Repeat each line of the material below exactly as it appears, minus any pictures.

Dataset records:
————

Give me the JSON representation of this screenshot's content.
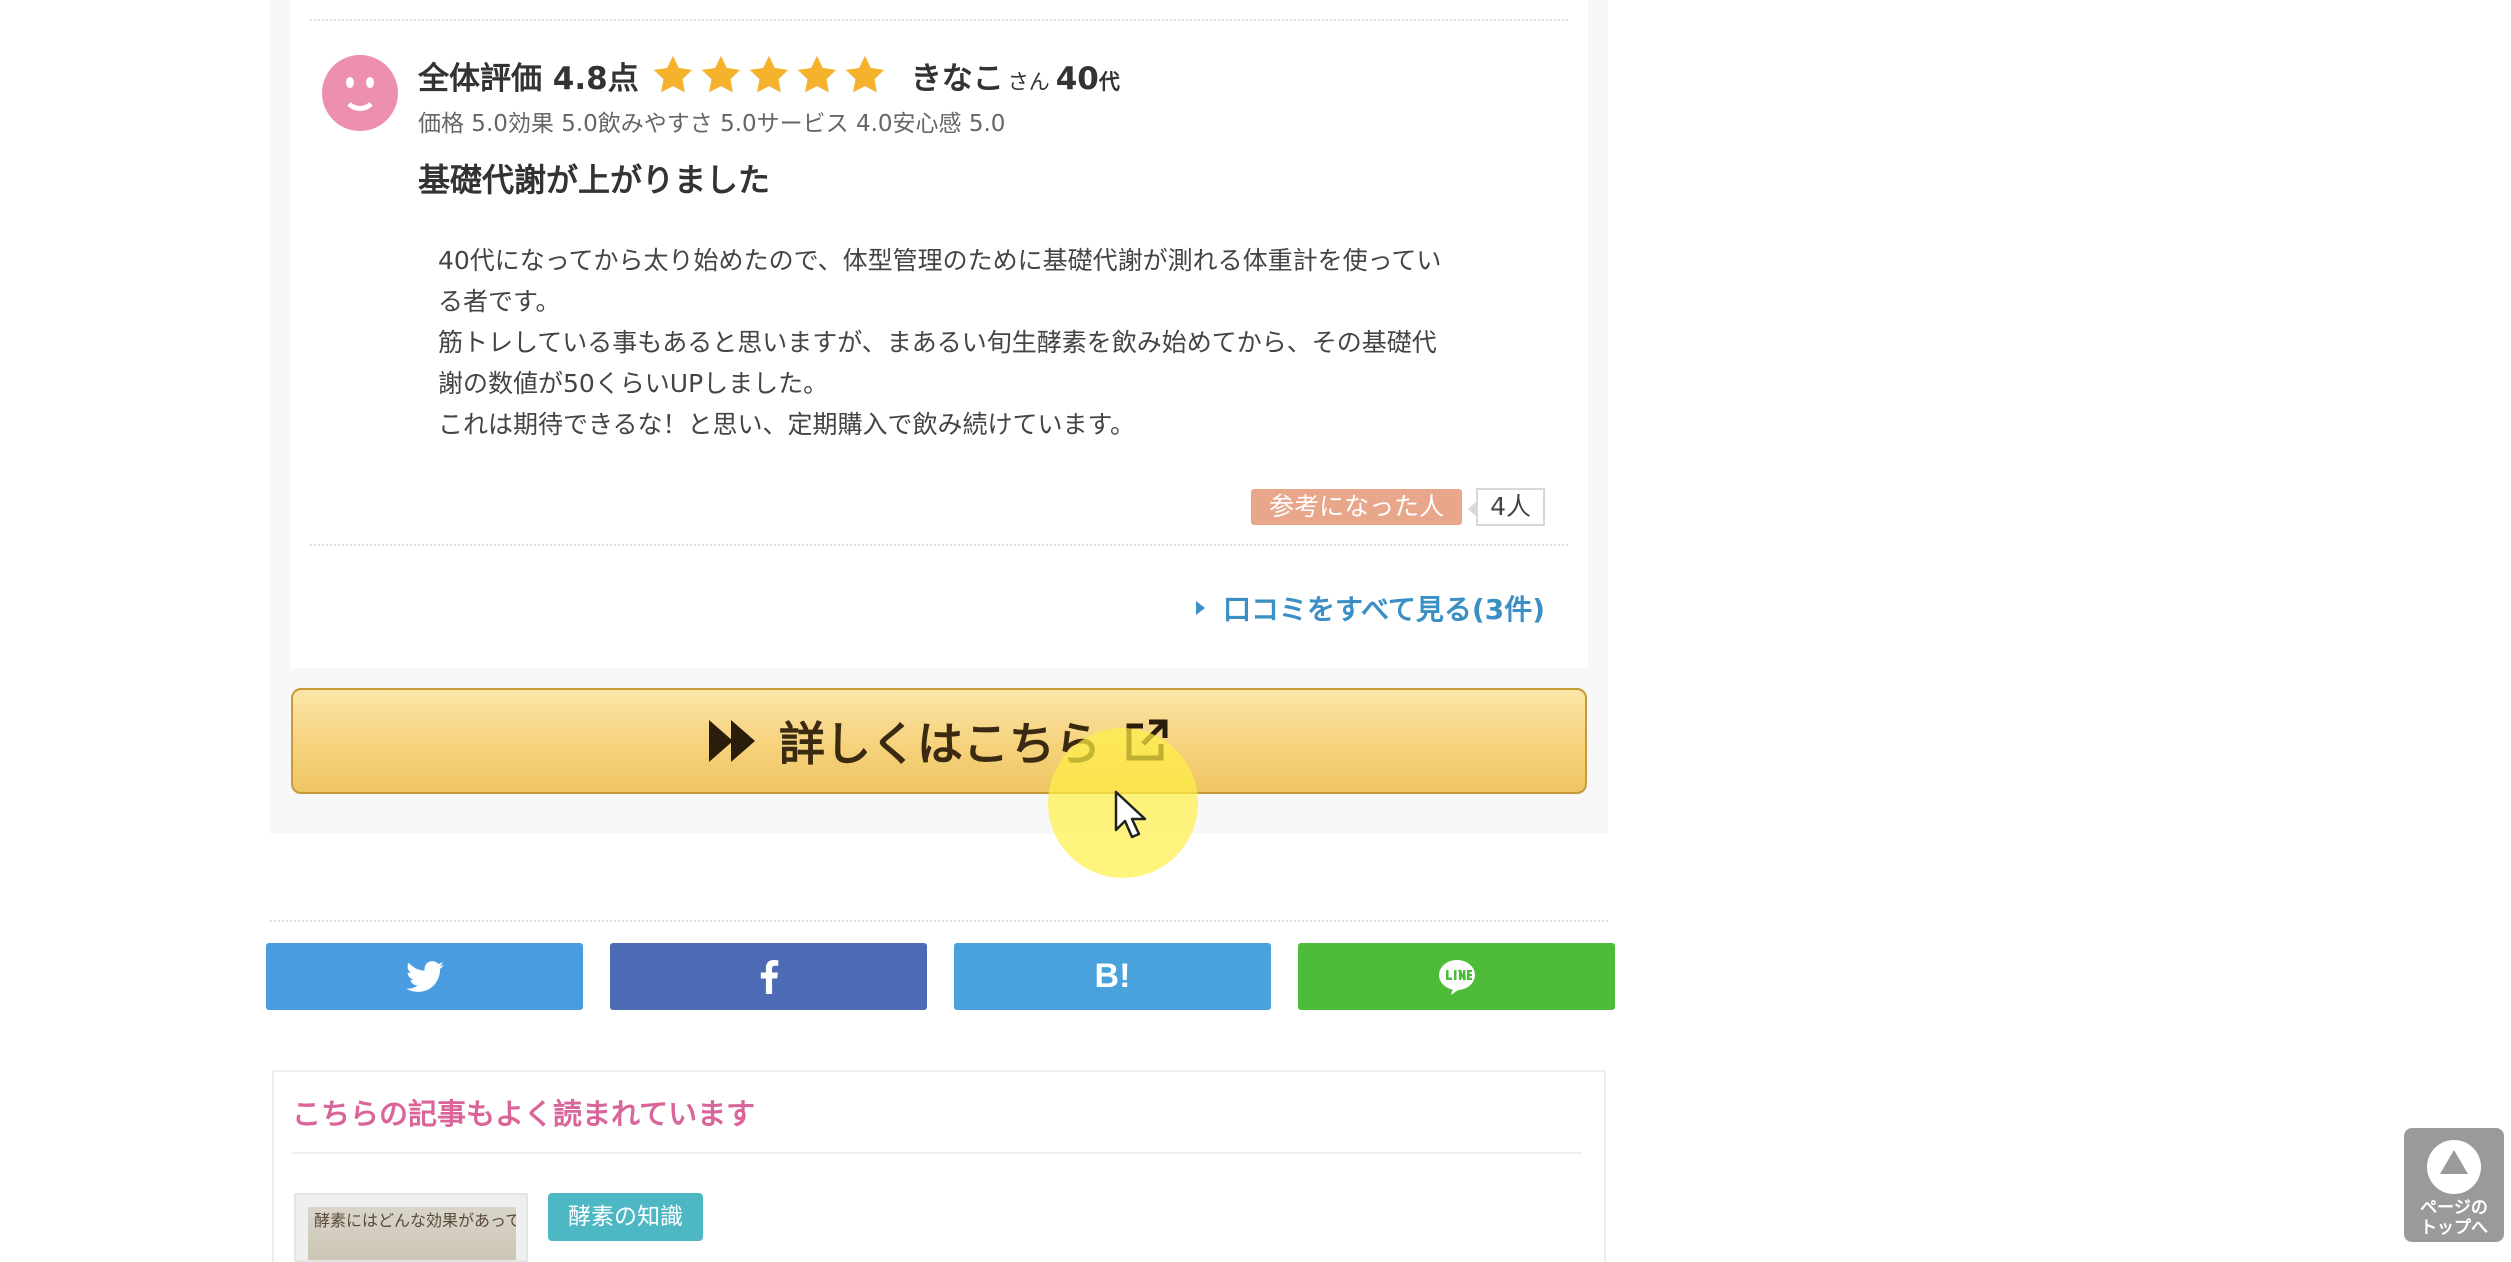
{
  "review": {
    "rating_label": "全体評価 4.8点",
    "rating": 4.8,
    "stars_max": 5,
    "star_color": "#f5b22d",
    "reviewer_name": "きなこ",
    "reviewer_honorific": "さん",
    "reviewer_age": "40",
    "reviewer_age_suffix": "代",
    "sub_scores": "価格 5.0効果 5.0飲みやすさ 5.0サービス 4.0安心感 5.0",
    "title": "基礎代謝が上がりました",
    "body": [
      "40代になってから太り始めたので、体型管理のために基礎代謝が測れる体重計を使ってい",
      "る者です。",
      "筋トレしている事もあると思いますが、まあるい旬生酵素を飲み始めてから、その基礎代",
      "謝の数値が50くらいUPしました。",
      "これは期待できるな！と思い、定期購入で飲み続けています。"
    ],
    "helpful_label": "参考になった人",
    "helpful_count": "4人",
    "see_all_link": "口コミをすべて見る(3件)"
  },
  "cta": {
    "label": "詳しくはこちら",
    "color": "#f6d27c"
  },
  "share": {
    "buttons": [
      {
        "name": "twitter",
        "icon": "twitter-bird-icon",
        "color": "#4a9ce0"
      },
      {
        "name": "facebook",
        "icon": "facebook-f-icon",
        "color": "#4d6bb4"
      },
      {
        "name": "hatena",
        "icon": "hatena-bookmark-icon",
        "label": "B!",
        "color": "#4aa2dc"
      },
      {
        "name": "line",
        "icon": "line-bubble-icon",
        "color": "#4cbc39"
      }
    ]
  },
  "related": {
    "title": "こちらの記事もよく読まれています",
    "thumb_caption": "酵素にはどんな効果があって体の中でどんな働きをするの？",
    "category": "酵素の知識"
  },
  "back_to_top": {
    "line1": "ページの",
    "line2": "トップへ"
  }
}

————

§ Task output:
Give me the JSON representation of this screenshot's content.
{
  "review": {
    "rating_label": "全体評価 4.8点",
    "rating": 4.8,
    "stars_max": 5,
    "star_color": "#f5b22d",
    "reviewer_name": "きなこ",
    "reviewer_honorific": "さん",
    "reviewer_age": "40",
    "reviewer_age_suffix": "代",
    "sub_scores": "価格 5.0効果 5.0飲みやすさ 5.0サービス 4.0安心感 5.0",
    "title": "基礎代謝が上がりました",
    "body": [
      "40代になってから太り始めたので、体型管理のために基礎代謝が測れる体重計を使ってい",
      "る者です。",
      "筋トレしている事もあると思いますが、まあるい旬生酵素を飲み始めてから、その基礎代",
      "謝の数値が50くらいUPしました。",
      "これは期待できるな！と思い、定期購入で飲み続けています。"
    ],
    "helpful_label": "参考になった人",
    "helpful_count": "4人",
    "see_all_link": "口コミをすべて見る(3件)"
  },
  "cta": {
    "label": "詳しくはこちら",
    "color": "#f6d27c"
  },
  "share": {
    "buttons": [
      {
        "name": "twitter",
        "icon": "twitter-bird-icon",
        "color": "#4a9ce0"
      },
      {
        "name": "facebook",
        "icon": "facebook-f-icon",
        "color": "#4d6bb4"
      },
      {
        "name": "hatena",
        "icon": "hatena-bookmark-icon",
        "label": "B!",
        "color": "#4aa2dc"
      },
      {
        "name": "line",
        "icon": "line-bubble-icon",
        "color": "#4cbc39"
      }
    ]
  },
  "related": {
    "title": "こちらの記事もよく読まれています",
    "thumb_caption": "酵素にはどんな効果があって体の中でどんな働きをするの？",
    "category": "酵素の知識"
  },
  "back_to_top": {
    "line1": "ページの",
    "line2": "トップへ"
  }
}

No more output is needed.